Stated problem:
Reproduce the data that follows in its entirety, character for character.

Data to use:
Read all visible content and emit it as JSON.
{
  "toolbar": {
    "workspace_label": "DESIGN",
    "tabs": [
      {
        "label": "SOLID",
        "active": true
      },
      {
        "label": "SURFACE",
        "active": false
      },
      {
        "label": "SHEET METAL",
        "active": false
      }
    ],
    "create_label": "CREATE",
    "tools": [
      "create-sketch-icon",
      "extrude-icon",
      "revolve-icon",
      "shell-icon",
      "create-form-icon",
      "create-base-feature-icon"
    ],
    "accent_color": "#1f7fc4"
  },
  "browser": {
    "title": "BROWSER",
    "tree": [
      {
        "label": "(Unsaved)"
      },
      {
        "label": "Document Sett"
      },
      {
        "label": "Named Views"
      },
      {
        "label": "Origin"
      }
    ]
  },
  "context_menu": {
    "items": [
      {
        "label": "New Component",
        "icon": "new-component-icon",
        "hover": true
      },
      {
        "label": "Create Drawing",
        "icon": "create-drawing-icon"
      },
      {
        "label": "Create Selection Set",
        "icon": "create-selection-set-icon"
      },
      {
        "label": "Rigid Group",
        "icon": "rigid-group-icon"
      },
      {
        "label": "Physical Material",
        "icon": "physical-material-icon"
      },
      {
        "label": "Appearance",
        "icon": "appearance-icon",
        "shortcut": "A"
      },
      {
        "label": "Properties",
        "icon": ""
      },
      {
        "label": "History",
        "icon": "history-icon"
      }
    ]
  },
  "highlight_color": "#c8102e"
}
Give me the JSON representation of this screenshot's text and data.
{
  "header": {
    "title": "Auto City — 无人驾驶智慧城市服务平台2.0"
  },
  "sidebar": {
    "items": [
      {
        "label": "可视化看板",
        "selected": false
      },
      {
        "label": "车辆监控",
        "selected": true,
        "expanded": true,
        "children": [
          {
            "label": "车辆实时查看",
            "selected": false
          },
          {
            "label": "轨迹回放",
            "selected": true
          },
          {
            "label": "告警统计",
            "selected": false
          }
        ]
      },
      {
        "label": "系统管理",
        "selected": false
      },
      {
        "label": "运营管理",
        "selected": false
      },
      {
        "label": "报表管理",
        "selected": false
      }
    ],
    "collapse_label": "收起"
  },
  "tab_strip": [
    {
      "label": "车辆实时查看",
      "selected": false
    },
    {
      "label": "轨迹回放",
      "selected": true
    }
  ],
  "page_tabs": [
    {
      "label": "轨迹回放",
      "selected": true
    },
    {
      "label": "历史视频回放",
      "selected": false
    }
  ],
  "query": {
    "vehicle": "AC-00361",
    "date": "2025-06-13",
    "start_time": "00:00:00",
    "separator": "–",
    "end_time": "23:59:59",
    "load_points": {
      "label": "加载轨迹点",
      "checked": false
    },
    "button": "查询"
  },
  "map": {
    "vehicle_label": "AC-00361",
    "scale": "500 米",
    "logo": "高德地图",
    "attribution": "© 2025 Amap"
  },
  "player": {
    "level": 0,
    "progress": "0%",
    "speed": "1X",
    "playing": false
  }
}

Task answer:
Read all visible content and emit it as JSON.
{
  "toolbar": {
    "workspace_label": "DESIGN",
    "tabs": [
      {
        "label": "SOLID",
        "active": true
      },
      {
        "label": "SURFACE",
        "active": false
      },
      {
        "label": "SHEET METAL",
        "active": false
      }
    ],
    "create_label": "CREATE",
    "tools": [
      "create-sketch-icon",
      "extrude-icon",
      "revolve-icon",
      "shell-icon",
      "create-form-icon",
      "create-base-feature-icon"
    ],
    "accent_color": "#1f7fc4"
  },
  "browser": {
    "title": "BROWSER",
    "tree": [
      {
        "label": "(Unsaved)"
      },
      {
        "label": "Document Sett"
      },
      {
        "label": "Named Views"
      },
      {
        "label": "Origin"
      }
    ]
  },
  "context_menu": {
    "items": [
      {
        "label": "New Component",
        "icon": "new-component-icon",
        "hover": true
      },
      {
        "label": "Create Drawing",
        "icon": "create-drawing-icon"
      },
      {
        "label": "Create Selection Set",
        "icon": "create-selection-set-icon"
      },
      {
        "label": "Rigid Group",
        "icon": "rigid-group-icon"
      },
      {
        "label": "Physical Material",
        "icon": "physical-material-icon"
      },
      {
        "label": "Appearance",
        "icon": "appearance-icon",
        "shortcut": "A"
      },
      {
        "label": "Properties",
        "icon": ""
      },
      {
        "label": "History",
        "icon": "history-icon"
      }
    ]
  },
  "highlight_color": "#c8102e"
}
Give me the JSON representation of this screenshot's text and data.
{
  "header": {
    "title": "Auto City — 无人驾驶智慧城市服务平台2.0"
  },
  "sidebar": {
    "items": [
      {
        "label": "可视化看板",
        "selected": false
      },
      {
        "label": "车辆监控",
        "selected": true,
        "expanded": true,
        "children": [
          {
            "label": "车辆实时查看",
            "selected": false
          },
          {
            "label": "轨迹回放",
            "selected": true
          },
          {
            "label": "告警统计",
            "selected": false
          }
        ]
      },
      {
        "label": "系统管理",
        "selected": false
      },
      {
        "label": "运营管理",
        "selected": false
      },
      {
        "label": "报表管理",
        "selected": false
      }
    ],
    "collapse_label": "收起"
  },
  "tab_strip": [
    {
      "label": "车辆实时查看",
      "selected": false
    },
    {
      "label": "轨迹回放",
      "selected": true
    }
  ],
  "page_tabs": [
    {
      "label": "轨迹回放",
      "selected": true
    },
    {
      "label": "历史视频回放",
      "selected": false
    }
  ],
  "query": {
    "vehicle": "AC-00361",
    "date": "2025-06-13",
    "start_time": "00:00:00",
    "separator": "–",
    "end_time": "23:59:59",
    "load_points": {
      "label": "加载轨迹点",
      "checked": false
    },
    "button": "查询"
  },
  "map": {
    "vehicle_label": "AC-00361",
    "scale": "500 米",
    "logo": "高德地图",
    "attribution": "© 2025 Amap"
  },
  "player": {
    "level": 0,
    "progress": "0%",
    "speed": "1X",
    "playing": false
  }
}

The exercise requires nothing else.